▸ **Goal**: Look through the data below and work out how many lines contain the string "industry". Give the number alone.

▸ **Input for this task**:
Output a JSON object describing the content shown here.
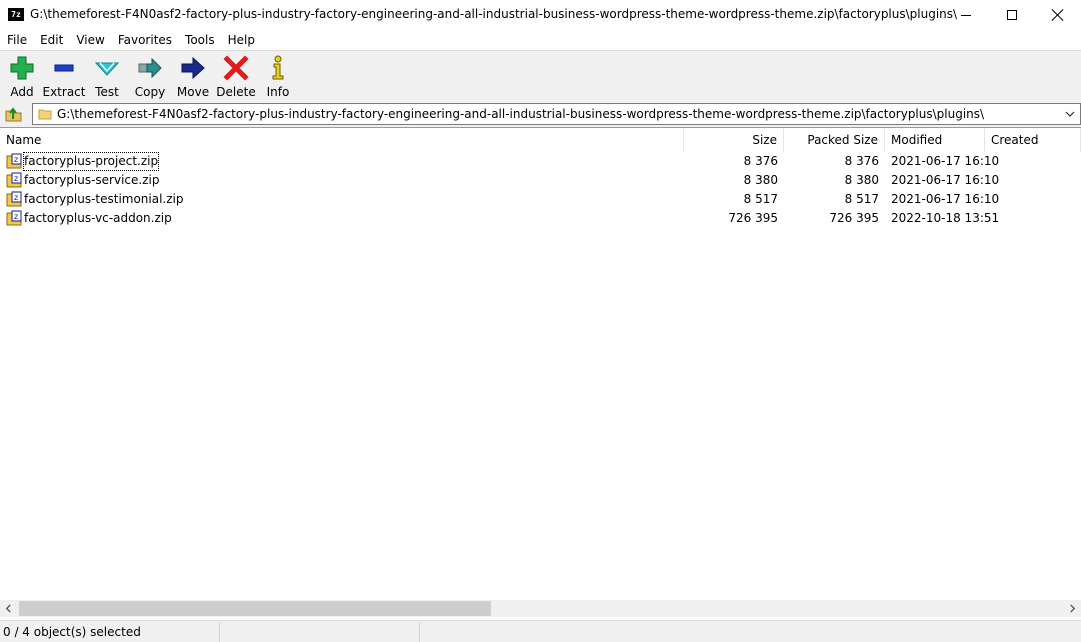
{
  "window": {
    "app_icon_text": "7z",
    "title": "G:\\themeforest-F4N0asf2-factory-plus-industry-factory-engineering-and-all-industrial-business-wordpress-theme-wordpress-theme.zip\\factoryplus\\plugins\\"
  },
  "menu": [
    "File",
    "Edit",
    "View",
    "Favorites",
    "Tools",
    "Help"
  ],
  "toolbar": {
    "add": "Add",
    "extract": "Extract",
    "test": "Test",
    "copy": "Copy",
    "move": "Move",
    "delete": "Delete",
    "info": "Info"
  },
  "address": {
    "path": "G:\\themeforest-F4N0asf2-factory-plus-industry-factory-engineering-and-all-industrial-business-wordpress-theme-wordpress-theme.zip\\factoryplus\\plugins\\"
  },
  "columns": {
    "name": "Name",
    "size": "Size",
    "packed_size": "Packed Size",
    "modified": "Modified",
    "created": "Created"
  },
  "files": [
    {
      "name": "factoryplus-project.zip",
      "size": "8 376",
      "packed_size": "8 376",
      "modified": "2021-06-17 16:10",
      "created": ""
    },
    {
      "name": "factoryplus-service.zip",
      "size": "8 380",
      "packed_size": "8 380",
      "modified": "2021-06-17 16:10",
      "created": ""
    },
    {
      "name": "factoryplus-testimonial.zip",
      "size": "8 517",
      "packed_size": "8 517",
      "modified": "2021-06-17 16:10",
      "created": ""
    },
    {
      "name": "factoryplus-vc-addon.zip",
      "size": "726 395",
      "packed_size": "726 395",
      "modified": "2022-10-18 13:51",
      "created": ""
    }
  ],
  "status": {
    "selection": "0 / 4 object(s) selected",
    "segment2": "",
    "segment3": ""
  },
  "colors": {
    "toolbar_bg": "#f0f0f0",
    "add_icon": "#22b14c",
    "extract_icon": "#1f3fd1",
    "test_icon": "#2ec4d6",
    "copy_icon": "#2a8f8f",
    "move_icon": "#1a2a8a",
    "delete_icon": "#e01b1b",
    "info_icon": "#e8d21a"
  }
}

▸ **Completed task**: 2